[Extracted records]
>>>>
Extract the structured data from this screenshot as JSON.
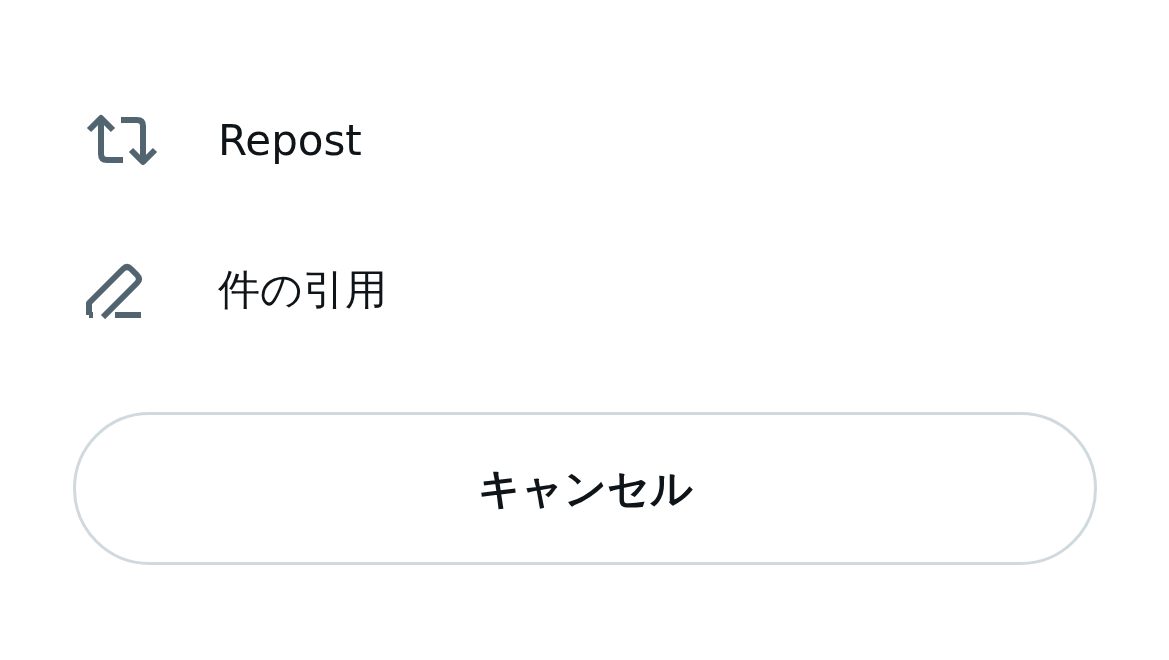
{
  "menu": {
    "items": [
      {
        "kind": "repost",
        "label": "Repost"
      },
      {
        "kind": "quote",
        "label": "件の引用"
      }
    ]
  },
  "cancel_button": {
    "label": "キャンセル"
  }
}
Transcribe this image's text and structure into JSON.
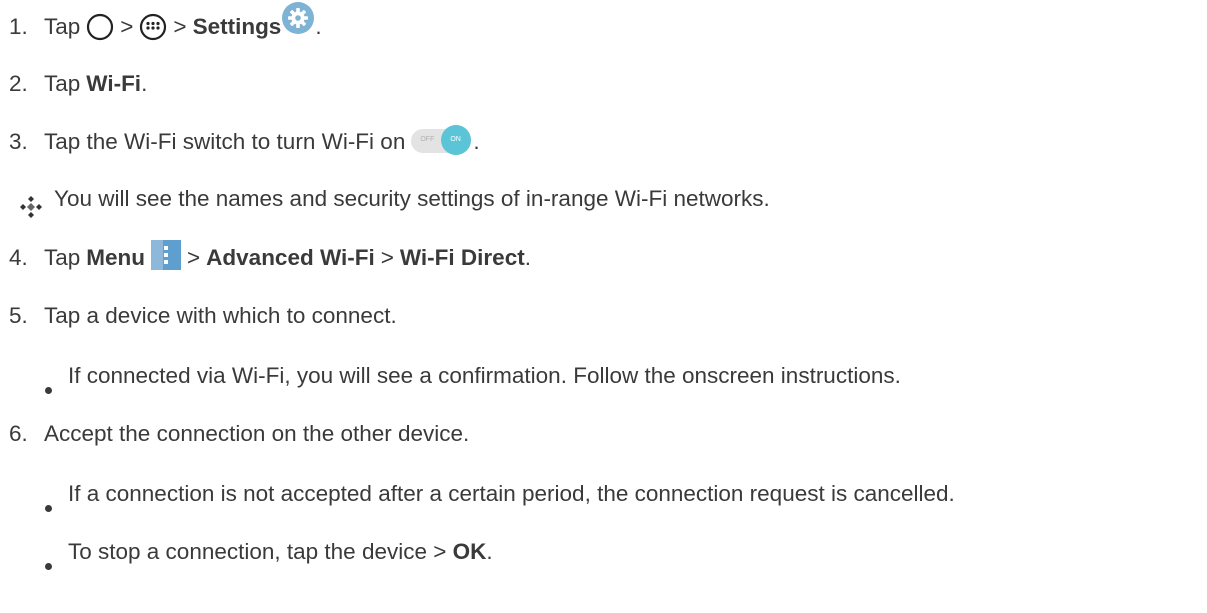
{
  "steps": [
    {
      "num": "1.",
      "tap": "Tap",
      "gt": ">",
      "settings": "Settings",
      "period": "."
    },
    {
      "num": "2.",
      "tap": "Tap",
      "wifi": "Wi-Fi",
      "period": "."
    },
    {
      "num": "3.",
      "text": "Tap the Wi-Fi switch to turn Wi-Fi on",
      "switch_off": "OFF",
      "switch_on": "ON",
      "period": "."
    },
    {
      "num": "4.",
      "tap": "Tap",
      "menu": "Menu",
      "gt": ">",
      "advanced": "Advanced Wi-Fi",
      "direct": "Wi-Fi Direct",
      "period": "."
    },
    {
      "num": "5.",
      "text": "Tap a device with which to connect."
    },
    {
      "num": "6.",
      "text": "Accept the connection on the other device."
    }
  ],
  "note": "You will see the names and security settings of in-range Wi-Fi networks.",
  "bullets": {
    "step5": "If connected via Wi-Fi, you will see a confirmation. Follow the onscreen instructions.",
    "step6_a": "If a connection is not accepted after a certain period, the connection request is cancelled.",
    "step6_b_prefix": "To stop a connection, tap the device >",
    "step6_b_ok": "OK",
    "step6_b_period": "."
  },
  "icons": {
    "home": "home-circle-icon",
    "apps": "apps-grid-icon",
    "settings": "settings-gear-icon",
    "switch": "wifi-toggle-switch-icon",
    "menu": "menu-dots-icon",
    "note": "diamond-note-icon"
  },
  "colors": {
    "text": "#3a3a3a",
    "settings_icon": "#7fb3d5",
    "switch_on": "#5bc4d6",
    "menu_icon": "#5e9fd0"
  }
}
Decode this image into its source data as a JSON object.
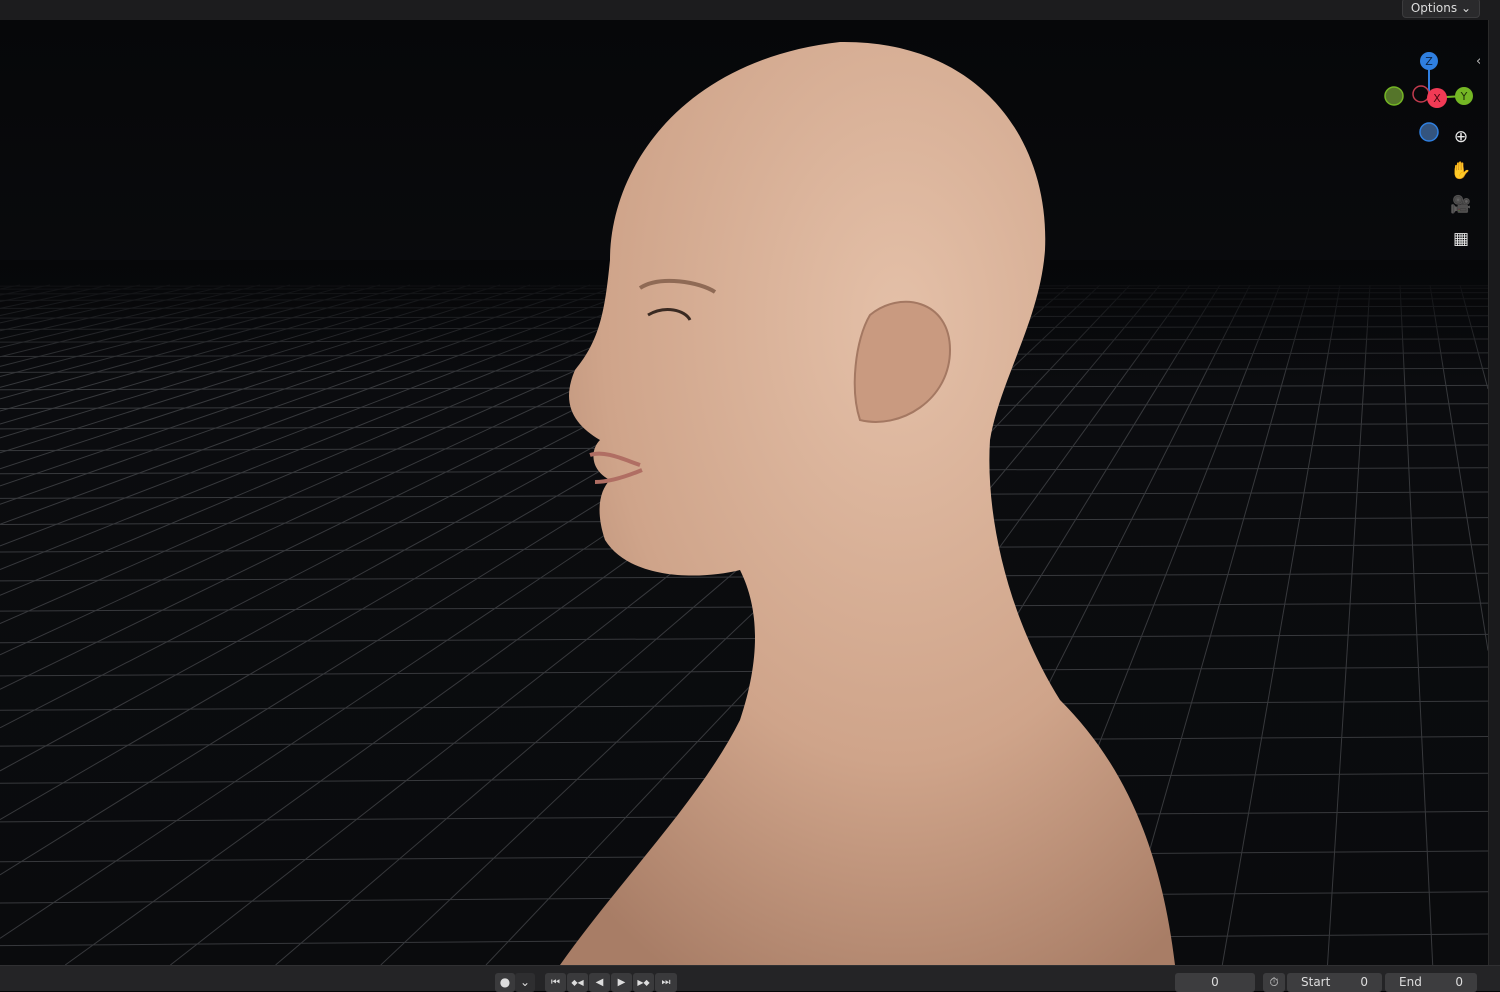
{
  "header": {
    "options_label": "Options ⌄"
  },
  "gizmo": {
    "axes": [
      {
        "label": "Z",
        "color": "#2f7fe0"
      },
      {
        "label": "Y",
        "color": "#74b624"
      },
      {
        "label": "X",
        "color": "#f13a55"
      }
    ]
  },
  "nav_icons": [
    "zoom-icon",
    "pan-hand-icon",
    "camera-icon",
    "perspective-grid-icon"
  ],
  "timeline": {
    "record_icon": "●",
    "record_dropdown": "⌄",
    "playback": [
      "⏮",
      "◆◀",
      "◀",
      "▶",
      "▶◆",
      "⏭"
    ],
    "current_frame": "0",
    "start_label": "Start",
    "start_value": "0",
    "end_label": "End",
    "end_value": "0"
  }
}
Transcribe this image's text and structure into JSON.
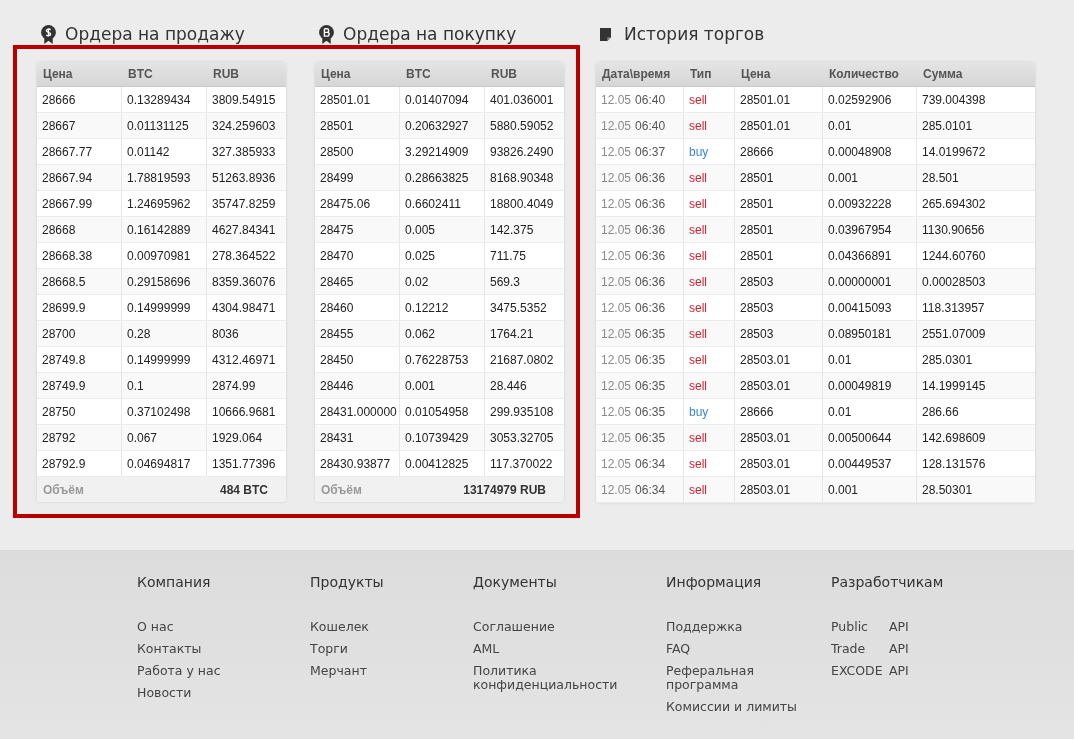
{
  "sell_orders": {
    "title": "Ордера на продажу",
    "columns": [
      "Цена",
      "BTC",
      "RUB"
    ],
    "rows": [
      [
        "28666",
        "0.13289434",
        "3809.54915"
      ],
      [
        "28667",
        "0.01131125",
        "324.259603"
      ],
      [
        "28667.77",
        "0.01142",
        "327.385933"
      ],
      [
        "28667.94",
        "1.78819593",
        "51263.8936"
      ],
      [
        "28667.99",
        "1.24695962",
        "35747.8259"
      ],
      [
        "28668",
        "0.16142889",
        "4627.84341"
      ],
      [
        "28668.38",
        "0.00970981",
        "278.364522"
      ],
      [
        "28668.5",
        "0.29158696",
        "8359.36076"
      ],
      [
        "28699.9",
        "0.14999999",
        "4304.98471"
      ],
      [
        "28700",
        "0.28",
        "8036"
      ],
      [
        "28749.8",
        "0.14999999",
        "4312.46971"
      ],
      [
        "28749.9",
        "0.1",
        "2874.99"
      ],
      [
        "28750",
        "0.37102498",
        "10666.9681"
      ],
      [
        "28792",
        "0.067",
        "1929.064"
      ],
      [
        "28792.9",
        "0.04694817",
        "1351.77396"
      ]
    ],
    "footer": {
      "label": "Объём",
      "value": "484 BTC"
    }
  },
  "buy_orders": {
    "title": "Ордера на покупку",
    "columns": [
      "Цена",
      "BTC",
      "RUB"
    ],
    "rows": [
      [
        "28501.01",
        "0.01407094",
        "401.036001"
      ],
      [
        "28501",
        "0.20632927",
        "5880.59052"
      ],
      [
        "28500",
        "3.29214909",
        "93826.2490"
      ],
      [
        "28499",
        "0.28663825",
        "8168.90348"
      ],
      [
        "28475.06",
        "0.6602411",
        "18800.4049"
      ],
      [
        "28475",
        "0.005",
        "142.375"
      ],
      [
        "28470",
        "0.025",
        "711.75"
      ],
      [
        "28465",
        "0.02",
        "569.3"
      ],
      [
        "28460",
        "0.12212",
        "3475.5352"
      ],
      [
        "28455",
        "0.062",
        "1764.21"
      ],
      [
        "28450",
        "0.76228753",
        "21687.0802"
      ],
      [
        "28446",
        "0.001",
        "28.446"
      ],
      [
        "28431.000000",
        "0.01054958",
        "299.935108"
      ],
      [
        "28431",
        "0.10739429",
        "3053.32705"
      ],
      [
        "28430.93877",
        "0.00412825",
        "117.370022"
      ]
    ],
    "footer": {
      "label": "Объём",
      "value": "13174979 RUB"
    }
  },
  "trade_history": {
    "title": "История торгов",
    "columns": [
      "Дата\\время",
      "Тип",
      "Цена",
      "Количество",
      "Сумма"
    ],
    "rows": [
      {
        "date": "12.05",
        "time": "06:40",
        "type": "sell",
        "color": "#cc2233",
        "price": "28501.01",
        "amount": "0.02592906",
        "total": "739.004398"
      },
      {
        "date": "12.05",
        "time": "06:40",
        "type": "sell",
        "color": "#cc2233",
        "price": "28501.01",
        "amount": "0.01",
        "total": "285.0101"
      },
      {
        "date": "12.05",
        "time": "06:37",
        "type": "buy",
        "color": "#3a86d8",
        "price": "28666",
        "amount": "0.00048908",
        "total": "14.0199672"
      },
      {
        "date": "12.05",
        "time": "06:36",
        "type": "sell",
        "color": "#cc2233",
        "price": "28501",
        "amount": "0.001",
        "total": "28.501"
      },
      {
        "date": "12.05",
        "time": "06:36",
        "type": "sell",
        "color": "#cc2233",
        "price": "28501",
        "amount": "0.00932228",
        "total": "265.694302"
      },
      {
        "date": "12.05",
        "time": "06:36",
        "type": "sell",
        "color": "#cc2233",
        "price": "28501",
        "amount": "0.03967954",
        "total": "1130.90656"
      },
      {
        "date": "12.05",
        "time": "06:36",
        "type": "sell",
        "color": "#cc2233",
        "price": "28501",
        "amount": "0.04366891",
        "total": "1244.60760"
      },
      {
        "date": "12.05",
        "time": "06:36",
        "type": "sell",
        "color": "#cc2233",
        "price": "28503",
        "amount": "0.00000001",
        "total": "0.00028503"
      },
      {
        "date": "12.05",
        "time": "06:36",
        "type": "sell",
        "color": "#cc2233",
        "price": "28503",
        "amount": "0.00415093",
        "total": "118.313957"
      },
      {
        "date": "12.05",
        "time": "06:35",
        "type": "sell",
        "color": "#cc2233",
        "price": "28503",
        "amount": "0.08950181",
        "total": "2551.07009"
      },
      {
        "date": "12.05",
        "time": "06:35",
        "type": "sell",
        "color": "#cc2233",
        "price": "28503.01",
        "amount": "0.01",
        "total": "285.0301"
      },
      {
        "date": "12.05",
        "time": "06:35",
        "type": "sell",
        "color": "#cc2233",
        "price": "28503.01",
        "amount": "0.00049819",
        "total": "14.1999145"
      },
      {
        "date": "12.05",
        "time": "06:35",
        "type": "buy",
        "color": "#3a86d8",
        "price": "28666",
        "amount": "0.01",
        "total": "286.66"
      },
      {
        "date": "12.05",
        "time": "06:35",
        "type": "sell",
        "color": "#cc2233",
        "price": "28503.01",
        "amount": "0.00500644",
        "total": "142.698609"
      },
      {
        "date": "12.05",
        "time": "06:34",
        "type": "sell",
        "color": "#cc2233",
        "price": "28503.01",
        "amount": "0.00449537",
        "total": "128.131576"
      },
      {
        "date": "12.05",
        "time": "06:34",
        "type": "sell",
        "color": "#cc2233",
        "price": "28503.01",
        "amount": "0.001",
        "total": "28.50301"
      }
    ]
  },
  "footer": {
    "columns": [
      {
        "heading": "Компания",
        "links": [
          {
            "text": "О нас"
          },
          {
            "text": "Контакты"
          },
          {
            "text": "Работа у нас"
          },
          {
            "text": "Новости"
          }
        ]
      },
      {
        "heading": "Продукты",
        "links": [
          {
            "text": "Кошелек"
          },
          {
            "text": "Торги"
          },
          {
            "text": "Мерчант"
          }
        ]
      },
      {
        "heading": "Документы",
        "links": [
          {
            "text": "Соглашение"
          },
          {
            "text": "AML"
          },
          {
            "text": "Политика конфиденциальности"
          }
        ]
      },
      {
        "heading": "Информация",
        "links": [
          {
            "text": "Поддержка"
          },
          {
            "text": "FAQ"
          },
          {
            "text": "Реферальная программа"
          },
          {
            "text": "Комиссии и лимиты"
          }
        ]
      },
      {
        "heading": "Разработчикам",
        "links": [
          {
            "text": "Public",
            "suffix": "API"
          },
          {
            "text": "Trade",
            "suffix": "API"
          },
          {
            "text": "EXCODE",
            "suffix": "API"
          }
        ]
      }
    ]
  }
}
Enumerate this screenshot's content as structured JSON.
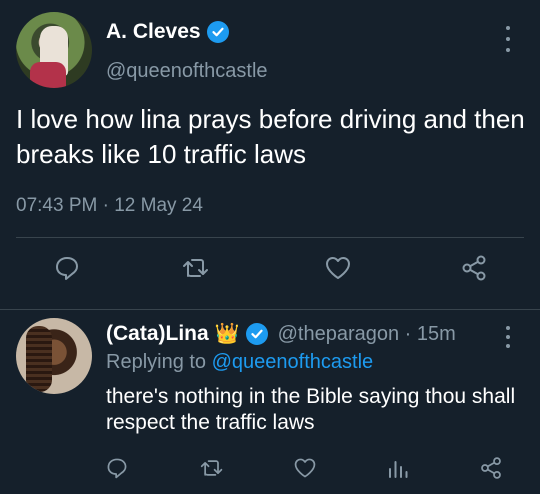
{
  "main_tweet": {
    "display_name": "A. Cleves",
    "handle": "@queenofthcastle",
    "text": "I love how lina prays before driving and then breaks like 10 traffic laws",
    "timestamp": "07:43 PM · 12 May 24",
    "icons": [
      "more-icon",
      "reply-icon",
      "retweet-icon",
      "like-icon",
      "share-icon"
    ]
  },
  "reply": {
    "display_name": "(Cata)Lina",
    "emoji": "👑",
    "handle_time": "@theparagon · 15m",
    "replying_label": "Replying to ",
    "replying_to": "@queenofthcastle",
    "text": "there's nothing in the Bible saying thou shall respect the traffic laws",
    "icons": [
      "more-icon",
      "reply-icon",
      "retweet-icon",
      "like-icon",
      "analytics-icon",
      "share-icon"
    ]
  },
  "colors": {
    "background": "#15202b",
    "accent": "#1d9bf0",
    "muted": "#8899a6",
    "divider": "#38444d"
  }
}
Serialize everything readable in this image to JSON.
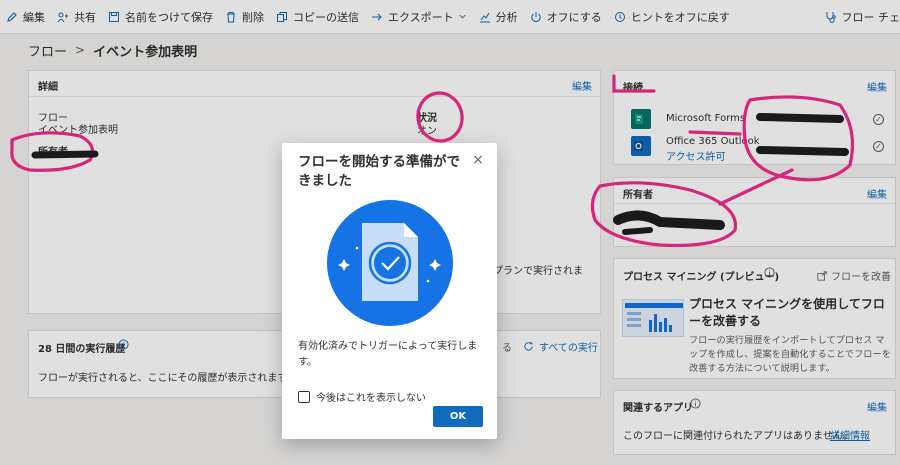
{
  "toolbar": {
    "items": [
      {
        "label": "編集",
        "icon": "pencil-icon"
      },
      {
        "label": "共有",
        "icon": "share-icon"
      },
      {
        "label": "名前をつけて保存",
        "icon": "save-icon"
      },
      {
        "label": "削除",
        "icon": "trash-icon"
      },
      {
        "label": "コピーの送信",
        "icon": "copy-icon"
      },
      {
        "label": "エクスポート",
        "icon": "export-icon"
      },
      {
        "label": "分析",
        "icon": "chart-icon"
      },
      {
        "label": "オフにする",
        "icon": "power-icon"
      },
      {
        "label": "ヒントをオフに戻す",
        "icon": "lightbulb-icon"
      }
    ],
    "right_label": "フロー チェ"
  },
  "breadcrumb": {
    "root": "フロー",
    "current": "イベント参加表明"
  },
  "details": {
    "title": "詳細",
    "edit": "編集",
    "flow_label": "フロー",
    "flow_value": "イベント参加表明",
    "owner_label": "所有者",
    "status_label": "状況",
    "status_value": "オン",
    "plan_text": "のプランで実行されま"
  },
  "history": {
    "title": "28 日間の実行履歴",
    "refresh_fragment": "る",
    "all_runs": "すべての実行",
    "empty_text": "フローが実行されると、ここにその履歴が表示されます。"
  },
  "connections": {
    "title": "接続",
    "edit": "編集",
    "items": [
      {
        "name": "Microsoft Forms",
        "link": ""
      },
      {
        "name": "Office 365 Outlook",
        "link": "アクセス許可"
      }
    ]
  },
  "owners": {
    "title": "所有者",
    "edit": "編集"
  },
  "process_mining": {
    "title": "プロセス マイニング (プレビュー)",
    "improve": "フローを改善",
    "heading": "プロセス マイニングを使用してフローを改善する",
    "body": "フローの実行履歴をインポートしてプロセス マップを作成し、提案を自動化することでフローを改善する方法について説明します。"
  },
  "related_apps": {
    "title": "関連するアプリ",
    "edit": "編集",
    "empty_text": "このフローに関連付けられたアプリはありません。",
    "link": "詳細情報"
  },
  "dialog": {
    "title": "フローを開始する準備ができました",
    "body": "有効化済みでトリガーによって実行します。",
    "checkbox_label": "今後はこれを表示しない",
    "ok": "OK",
    "close": "×"
  },
  "colors": {
    "accent": "#0f6cbd",
    "annotation": "#d6257a",
    "illustration": "#1573e6"
  }
}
<<<<
■ TO DO: Where a line holds the string "data", copy that line.

■ RESULT:
Extract the structured data from this screenshot as JSON.
Decode this image into its source data as a JSON object.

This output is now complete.